* _Records provided_
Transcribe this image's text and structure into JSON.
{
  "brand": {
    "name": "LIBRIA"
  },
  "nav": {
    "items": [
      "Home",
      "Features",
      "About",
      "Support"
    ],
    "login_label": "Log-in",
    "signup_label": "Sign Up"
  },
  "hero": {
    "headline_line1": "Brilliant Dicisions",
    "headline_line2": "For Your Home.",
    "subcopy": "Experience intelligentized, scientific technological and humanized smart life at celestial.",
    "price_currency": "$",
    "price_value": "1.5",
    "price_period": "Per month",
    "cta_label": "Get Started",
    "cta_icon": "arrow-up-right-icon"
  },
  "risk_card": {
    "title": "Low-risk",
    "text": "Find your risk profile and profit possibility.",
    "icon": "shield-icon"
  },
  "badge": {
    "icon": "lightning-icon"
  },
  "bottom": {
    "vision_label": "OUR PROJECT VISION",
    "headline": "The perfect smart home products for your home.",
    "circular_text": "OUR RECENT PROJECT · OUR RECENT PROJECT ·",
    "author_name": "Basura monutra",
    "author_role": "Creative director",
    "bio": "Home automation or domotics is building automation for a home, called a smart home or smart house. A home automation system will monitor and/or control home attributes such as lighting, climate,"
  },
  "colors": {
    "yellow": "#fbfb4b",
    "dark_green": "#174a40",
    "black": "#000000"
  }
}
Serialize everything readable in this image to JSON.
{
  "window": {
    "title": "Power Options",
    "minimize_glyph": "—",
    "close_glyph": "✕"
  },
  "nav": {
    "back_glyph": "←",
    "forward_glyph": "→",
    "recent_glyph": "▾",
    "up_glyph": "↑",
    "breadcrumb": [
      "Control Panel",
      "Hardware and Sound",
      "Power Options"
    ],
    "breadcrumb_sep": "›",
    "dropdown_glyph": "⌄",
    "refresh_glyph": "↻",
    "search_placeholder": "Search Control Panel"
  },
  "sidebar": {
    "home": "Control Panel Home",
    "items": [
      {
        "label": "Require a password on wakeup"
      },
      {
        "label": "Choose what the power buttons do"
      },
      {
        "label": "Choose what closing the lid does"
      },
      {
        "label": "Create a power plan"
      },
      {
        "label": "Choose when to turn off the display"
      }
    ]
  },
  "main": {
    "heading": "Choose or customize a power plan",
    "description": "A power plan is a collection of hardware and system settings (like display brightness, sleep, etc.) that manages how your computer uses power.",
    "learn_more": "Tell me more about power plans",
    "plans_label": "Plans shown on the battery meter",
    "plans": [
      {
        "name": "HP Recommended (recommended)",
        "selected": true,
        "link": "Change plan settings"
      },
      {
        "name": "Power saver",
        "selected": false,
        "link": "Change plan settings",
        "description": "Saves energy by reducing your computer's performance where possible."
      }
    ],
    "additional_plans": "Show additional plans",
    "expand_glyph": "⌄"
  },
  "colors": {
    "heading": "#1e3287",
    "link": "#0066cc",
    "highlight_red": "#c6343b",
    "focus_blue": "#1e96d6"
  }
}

* _Objective_
Where does the word "what" appear in the listing? List each line that holds it.

* _Final result_
        "label": "Choose what the power buttons do"
        "label": "Choose what closing the lid does"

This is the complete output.